(Figure dataset records)
* * * *

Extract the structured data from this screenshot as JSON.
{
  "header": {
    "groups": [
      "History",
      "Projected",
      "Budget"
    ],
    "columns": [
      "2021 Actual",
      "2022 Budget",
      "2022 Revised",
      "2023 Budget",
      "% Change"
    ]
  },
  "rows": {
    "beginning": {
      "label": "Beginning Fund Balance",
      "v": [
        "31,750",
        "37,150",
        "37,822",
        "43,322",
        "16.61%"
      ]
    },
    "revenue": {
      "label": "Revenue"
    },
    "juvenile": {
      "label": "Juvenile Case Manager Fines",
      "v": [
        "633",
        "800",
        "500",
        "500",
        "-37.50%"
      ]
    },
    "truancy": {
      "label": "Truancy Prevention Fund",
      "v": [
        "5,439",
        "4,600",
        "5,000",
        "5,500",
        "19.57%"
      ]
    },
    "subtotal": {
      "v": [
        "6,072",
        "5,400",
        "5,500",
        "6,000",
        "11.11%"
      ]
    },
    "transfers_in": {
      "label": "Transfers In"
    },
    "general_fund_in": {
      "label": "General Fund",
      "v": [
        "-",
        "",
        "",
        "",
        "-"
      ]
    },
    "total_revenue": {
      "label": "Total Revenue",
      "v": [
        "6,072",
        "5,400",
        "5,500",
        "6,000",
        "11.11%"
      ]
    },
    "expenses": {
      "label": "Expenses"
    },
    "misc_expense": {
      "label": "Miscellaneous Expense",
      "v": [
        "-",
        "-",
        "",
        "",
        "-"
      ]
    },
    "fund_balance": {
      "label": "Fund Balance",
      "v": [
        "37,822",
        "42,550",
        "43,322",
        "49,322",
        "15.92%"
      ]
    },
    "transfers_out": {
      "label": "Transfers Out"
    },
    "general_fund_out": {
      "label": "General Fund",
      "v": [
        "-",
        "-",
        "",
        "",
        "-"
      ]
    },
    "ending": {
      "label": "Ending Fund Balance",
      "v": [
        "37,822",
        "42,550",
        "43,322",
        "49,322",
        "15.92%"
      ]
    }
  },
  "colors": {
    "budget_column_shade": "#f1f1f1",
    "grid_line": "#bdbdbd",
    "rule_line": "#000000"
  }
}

* * * *

→ Prompt
From the records above, please extract every line and repeat it exactly.

→ Solution for this problem
Extract the structured data from this screenshot as JSON.
{
  "header": {
    "groups": [
      "History",
      "Projected",
      "Budget"
    ],
    "columns": [
      "2021 Actual",
      "2022 Budget",
      "2022 Revised",
      "2023 Budget",
      "% Change"
    ]
  },
  "rows": {
    "beginning": {
      "label": "Beginning Fund Balance",
      "v": [
        "31,750",
        "37,150",
        "37,822",
        "43,322",
        "16.61%"
      ]
    },
    "revenue": {
      "label": "Revenue"
    },
    "juvenile": {
      "label": "Juvenile Case Manager Fines",
      "v": [
        "633",
        "800",
        "500",
        "500",
        "-37.50%"
      ]
    },
    "truancy": {
      "label": "Truancy Prevention Fund",
      "v": [
        "5,439",
        "4,600",
        "5,000",
        "5,500",
        "19.57%"
      ]
    },
    "subtotal": {
      "v": [
        "6,072",
        "5,400",
        "5,500",
        "6,000",
        "11.11%"
      ]
    },
    "transfers_in": {
      "label": "Transfers In"
    },
    "general_fund_in": {
      "label": "General Fund",
      "v": [
        "-",
        "",
        "",
        "",
        "-"
      ]
    },
    "total_revenue": {
      "label": "Total Revenue",
      "v": [
        "6,072",
        "5,400",
        "5,500",
        "6,000",
        "11.11%"
      ]
    },
    "expenses": {
      "label": "Expenses"
    },
    "misc_expense": {
      "label": "Miscellaneous Expense",
      "v": [
        "-",
        "-",
        "",
        "",
        "-"
      ]
    },
    "fund_balance": {
      "label": "Fund Balance",
      "v": [
        "37,822",
        "42,550",
        "43,322",
        "49,322",
        "15.92%"
      ]
    },
    "transfers_out": {
      "label": "Transfers Out"
    },
    "general_fund_out": {
      "label": "General Fund",
      "v": [
        "-",
        "-",
        "",
        "",
        "-"
      ]
    },
    "ending": {
      "label": "Ending Fund Balance",
      "v": [
        "37,822",
        "42,550",
        "43,322",
        "49,322",
        "15.92%"
      ]
    }
  },
  "colors": {
    "budget_column_shade": "#f1f1f1",
    "grid_line": "#bdbdbd",
    "rule_line": "#000000"
  }
}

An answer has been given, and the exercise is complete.